[Records about charts and figures]
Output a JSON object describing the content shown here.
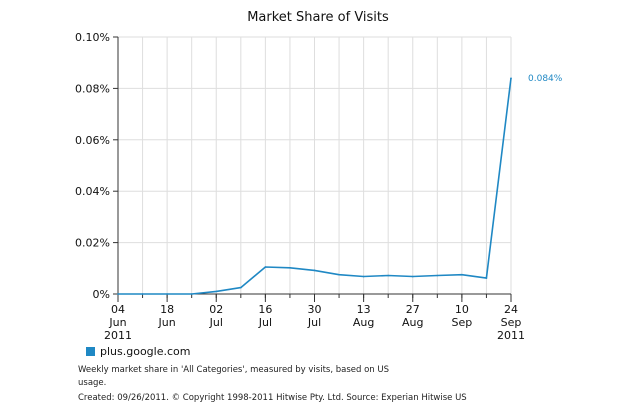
{
  "chart_data": {
    "type": "line",
    "title": "Market Share of Visits",
    "xlabel": "",
    "ylabel": "",
    "ylim": [
      0,
      0.1
    ],
    "y_ticks": [
      {
        "value": 0.0,
        "label": "0%"
      },
      {
        "value": 0.02,
        "label": "0.02%"
      },
      {
        "value": 0.04,
        "label": "0.04%"
      },
      {
        "value": 0.06,
        "label": "0.06%"
      },
      {
        "value": 0.08,
        "label": "0.08%"
      },
      {
        "value": 0.1,
        "label": "0.10%"
      }
    ],
    "x": [
      "2011-06-04",
      "2011-06-11",
      "2011-06-18",
      "2011-06-25",
      "2011-07-02",
      "2011-07-09",
      "2011-07-16",
      "2011-07-23",
      "2011-07-30",
      "2011-08-06",
      "2011-08-13",
      "2011-08-20",
      "2011-08-27",
      "2011-09-03",
      "2011-09-10",
      "2011-09-17",
      "2011-09-24"
    ],
    "x_tick_labels": [
      {
        "index": 0,
        "lines": [
          "04",
          "Jun",
          "2011"
        ]
      },
      {
        "index": 2,
        "lines": [
          "18",
          "Jun",
          ""
        ]
      },
      {
        "index": 4,
        "lines": [
          "02",
          "Jul",
          ""
        ]
      },
      {
        "index": 6,
        "lines": [
          "16",
          "Jul",
          ""
        ]
      },
      {
        "index": 8,
        "lines": [
          "30",
          "Jul",
          ""
        ]
      },
      {
        "index": 10,
        "lines": [
          "13",
          "Aug",
          ""
        ]
      },
      {
        "index": 12,
        "lines": [
          "27",
          "Aug",
          ""
        ]
      },
      {
        "index": 14,
        "lines": [
          "10",
          "Sep",
          ""
        ]
      },
      {
        "index": 16,
        "lines": [
          "24",
          "Sep",
          "2011"
        ]
      }
    ],
    "series": [
      {
        "name": "plus.google.com",
        "color": "#1f88c4",
        "values": [
          0,
          0,
          0,
          0,
          0.001,
          0.0025,
          0.0105,
          0.0102,
          0.0092,
          0.0075,
          0.0068,
          0.0072,
          0.0068,
          0.0072,
          0.0075,
          0.0062,
          0.084
        ]
      }
    ],
    "end_label": {
      "series": 0,
      "text": "0.084%"
    },
    "grid": true,
    "legend_position": "bottom-left"
  },
  "footer": {
    "line1": "Weekly market share in 'All Categories', measured by visits, based on US usage.",
    "line3": "Created: 09/26/2011. © Copyright 1998-2011 Hitwise Pty. Ltd.    Source: Experian Hitwise US"
  }
}
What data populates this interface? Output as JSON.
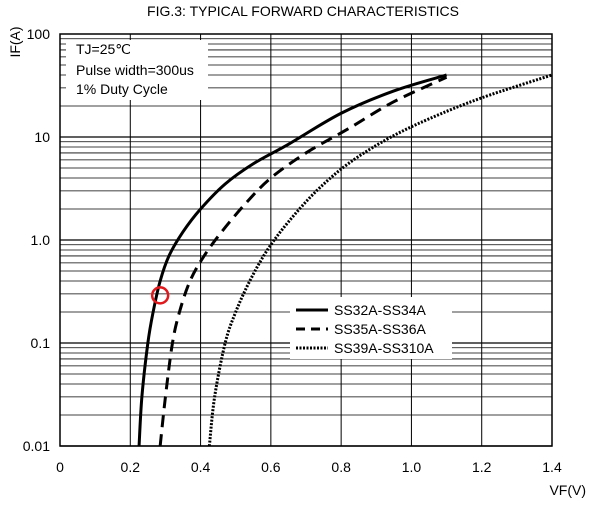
{
  "chart_data": {
    "type": "line",
    "title": "FIG.3: TYPICAL FORWARD CHARACTERISTICS",
    "xlabel": "VF(V)",
    "ylabel": "IF(A)",
    "x_scale": "linear",
    "y_scale": "log",
    "xlim": [
      0,
      1.4
    ],
    "ylim": [
      0.01,
      100
    ],
    "x_ticks": [
      "0",
      "0.2",
      "0.4",
      "0.6",
      "0.8",
      "1.0",
      "1.2",
      "1.4"
    ],
    "y_ticks": [
      "0.01",
      "0.1",
      "1.0",
      "10",
      "100"
    ],
    "grid": true,
    "annotations": [
      "TJ=25℃",
      "Pulse width=300us",
      "1% Duty Cycle"
    ],
    "legend_position": "lower-right",
    "series": [
      {
        "name": "SS32A-SS34A",
        "style": "solid",
        "x": [
          0.225,
          0.233,
          0.25,
          0.265,
          0.285,
          0.31,
          0.35,
          0.4,
          0.47,
          0.55,
          0.65,
          0.8,
          0.95,
          1.1
        ],
        "y": [
          0.01,
          0.03,
          0.1,
          0.2,
          0.4,
          0.7,
          1.2,
          2.0,
          3.5,
          5.5,
          8.5,
          17,
          28,
          40
        ]
      },
      {
        "name": "SS35A-SS36A",
        "style": "dashed",
        "x": [
          0.285,
          0.3,
          0.32,
          0.34,
          0.37,
          0.41,
          0.46,
          0.53,
          0.6,
          0.7,
          0.82,
          0.95,
          1.1
        ],
        "y": [
          0.01,
          0.03,
          0.1,
          0.2,
          0.4,
          0.7,
          1.2,
          2.3,
          4.0,
          7.0,
          12,
          22,
          38
        ]
      },
      {
        "name": "SS39A-SS310A",
        "style": "dotted",
        "x": [
          0.425,
          0.44,
          0.47,
          0.5,
          0.54,
          0.59,
          0.65,
          0.73,
          0.82,
          0.93,
          1.05,
          1.2,
          1.4
        ],
        "y": [
          0.01,
          0.03,
          0.1,
          0.2,
          0.4,
          0.8,
          1.5,
          3.0,
          5.5,
          9.5,
          15,
          24,
          40
        ]
      }
    ],
    "marker": {
      "x": 0.285,
      "y": 0.29,
      "shape": "circle",
      "color": "#e0191c"
    }
  }
}
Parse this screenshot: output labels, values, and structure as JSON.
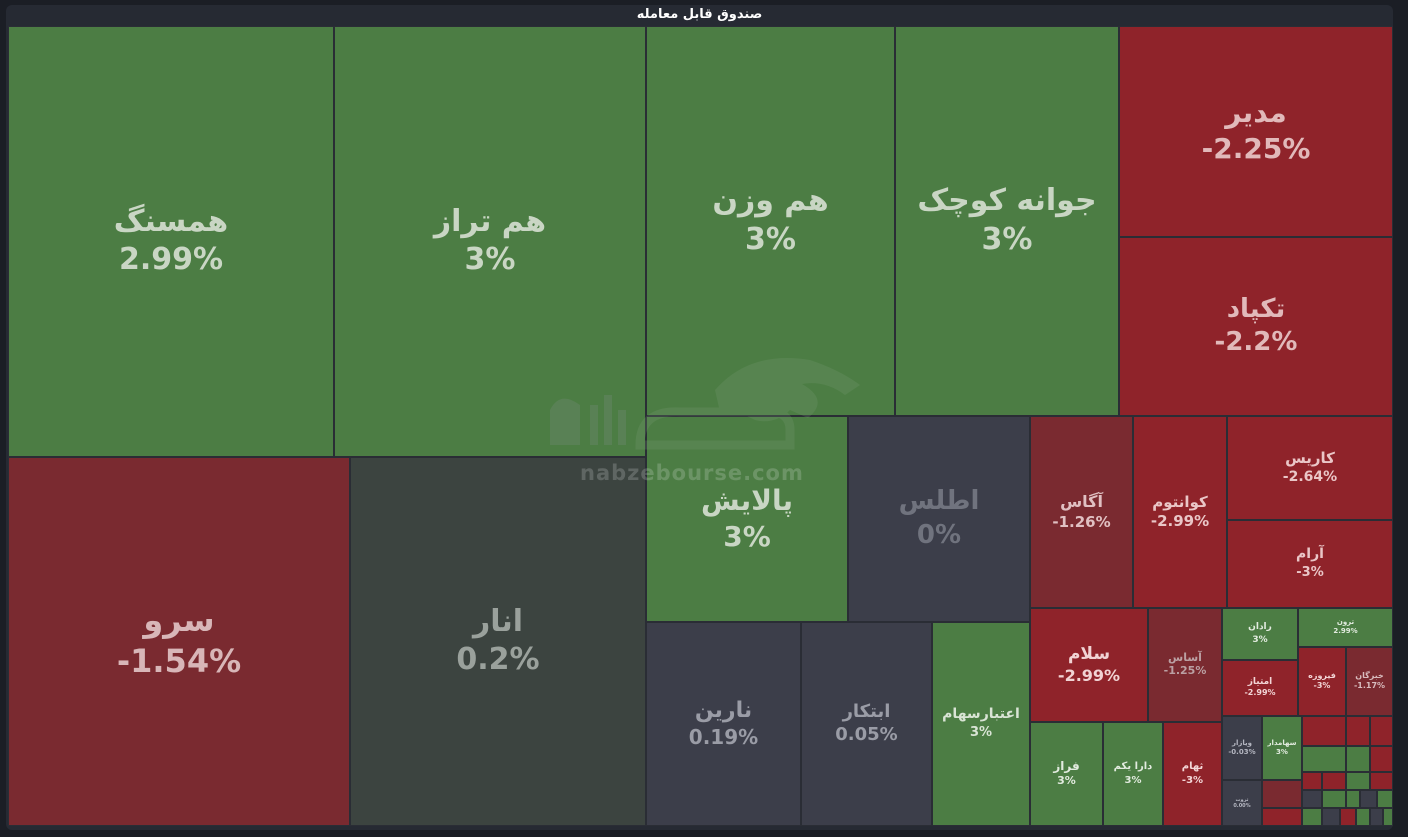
{
  "chart_data": {
    "type": "treemap",
    "title": "صندوق قابل معامله",
    "colors": {
      "up": "#4c7d44",
      "down": "#8f232a",
      "down_mild": "#7a2a30",
      "flat_neutral": "#3c4440",
      "flat_slate": "#3c3e4a",
      "up_light": "#458040"
    },
    "tiles": [
      {
        "name": "همسنگ",
        "change": "2.99%"
      },
      {
        "name": "هم تراز",
        "change": "3%"
      },
      {
        "name": "هم وزن",
        "change": "3%"
      },
      {
        "name": "جوانه کوچک",
        "change": "3%"
      },
      {
        "name": "مدیر",
        "change": "-2.25%"
      },
      {
        "name": "تکپاد",
        "change": "-2.2%"
      },
      {
        "name": "سرو",
        "change": "-1.54%"
      },
      {
        "name": "انار",
        "change": "0.2%"
      },
      {
        "name": "پالایش",
        "change": "3%"
      },
      {
        "name": "اطلس",
        "change": "0%"
      },
      {
        "name": "آگاس",
        "change": "-1.26%"
      },
      {
        "name": "کوانتوم",
        "change": "-2.99%"
      },
      {
        "name": "کاریس",
        "change": "-2.64%"
      },
      {
        "name": "آرام",
        "change": "-3%"
      },
      {
        "name": "نارین",
        "change": "0.19%"
      },
      {
        "name": "ابتکار",
        "change": "0.05%"
      },
      {
        "name": "اعتبارسهام",
        "change": "3%"
      },
      {
        "name": "سلام",
        "change": "-2.99%"
      },
      {
        "name": "آساس",
        "change": "-1.25%"
      },
      {
        "name": "رادان",
        "change": "3%"
      },
      {
        "name": "ترون",
        "change": "2.99%"
      },
      {
        "name": "فیروزه",
        "change": "-3%"
      },
      {
        "name": "امتیاز",
        "change": "-2.99%"
      },
      {
        "name": "خبرگان",
        "change": "-1.17%"
      },
      {
        "name": "فراز",
        "change": "3%"
      },
      {
        "name": "دارا یکم",
        "change": "3%"
      },
      {
        "name": "ثهام",
        "change": "-3%"
      },
      {
        "name": "ویازار",
        "change": "-0.03%"
      },
      {
        "name": "سهامدار",
        "change": "3%"
      },
      {
        "name": "ثروت",
        "change": "0.00%"
      }
    ]
  }
}
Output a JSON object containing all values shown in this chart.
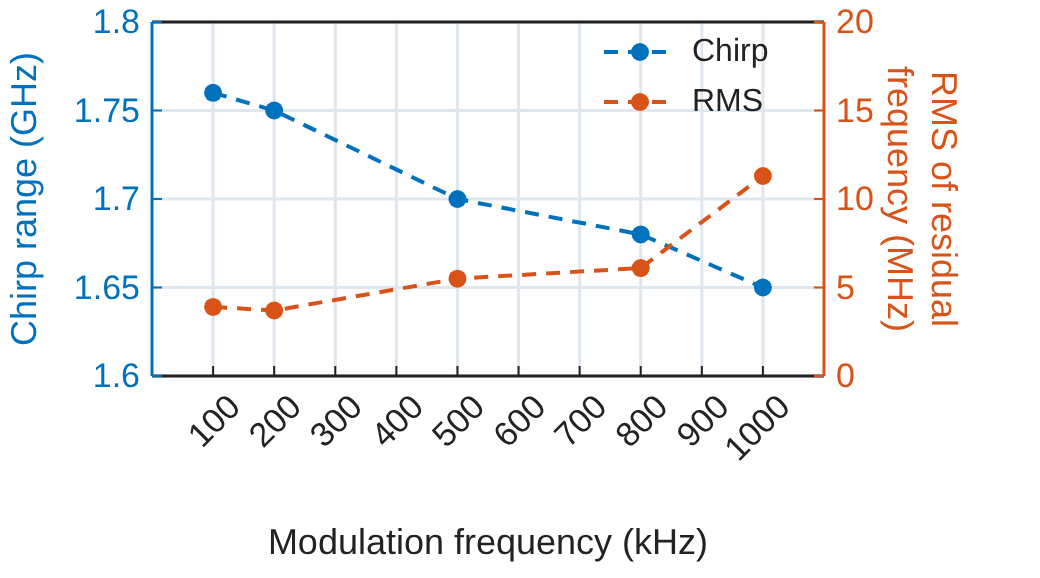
{
  "chart_data": {
    "type": "line",
    "xlabel": "Modulation frequency (kHz)",
    "ylabel": "Chirp range (GHz)",
    "y2label": "RMS of residual frequency (MHz)",
    "x": [
      100,
      200,
      500,
      800,
      1000
    ],
    "series": [
      {
        "name": "Chirp",
        "color": "#0072bd",
        "values": [
          1.76,
          1.75,
          1.7,
          1.68,
          1.65
        ]
      },
      {
        "name": "RMS",
        "color": "#d95319",
        "axis": "y2",
        "values": [
          3.9,
          3.7,
          5.5,
          6.1,
          11.3
        ]
      }
    ],
    "xlim": [
      0,
      1100
    ],
    "xticks": [
      100,
      200,
      300,
      400,
      500,
      600,
      700,
      800,
      900,
      1000
    ],
    "ylim": [
      1.6,
      1.8
    ],
    "yticks": [
      1.6,
      1.65,
      1.7,
      1.75,
      1.8
    ],
    "y2lim": [
      0,
      20
    ],
    "y2ticks": [
      0,
      5,
      10,
      15,
      20
    ],
    "grid": true,
    "legend": "top right",
    "marker": "circle",
    "line_style": "dashed"
  }
}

— Work to do —
Lines containing the string "JSON" should be counted; reply with their number and nothing more.

— Answer to the task —
4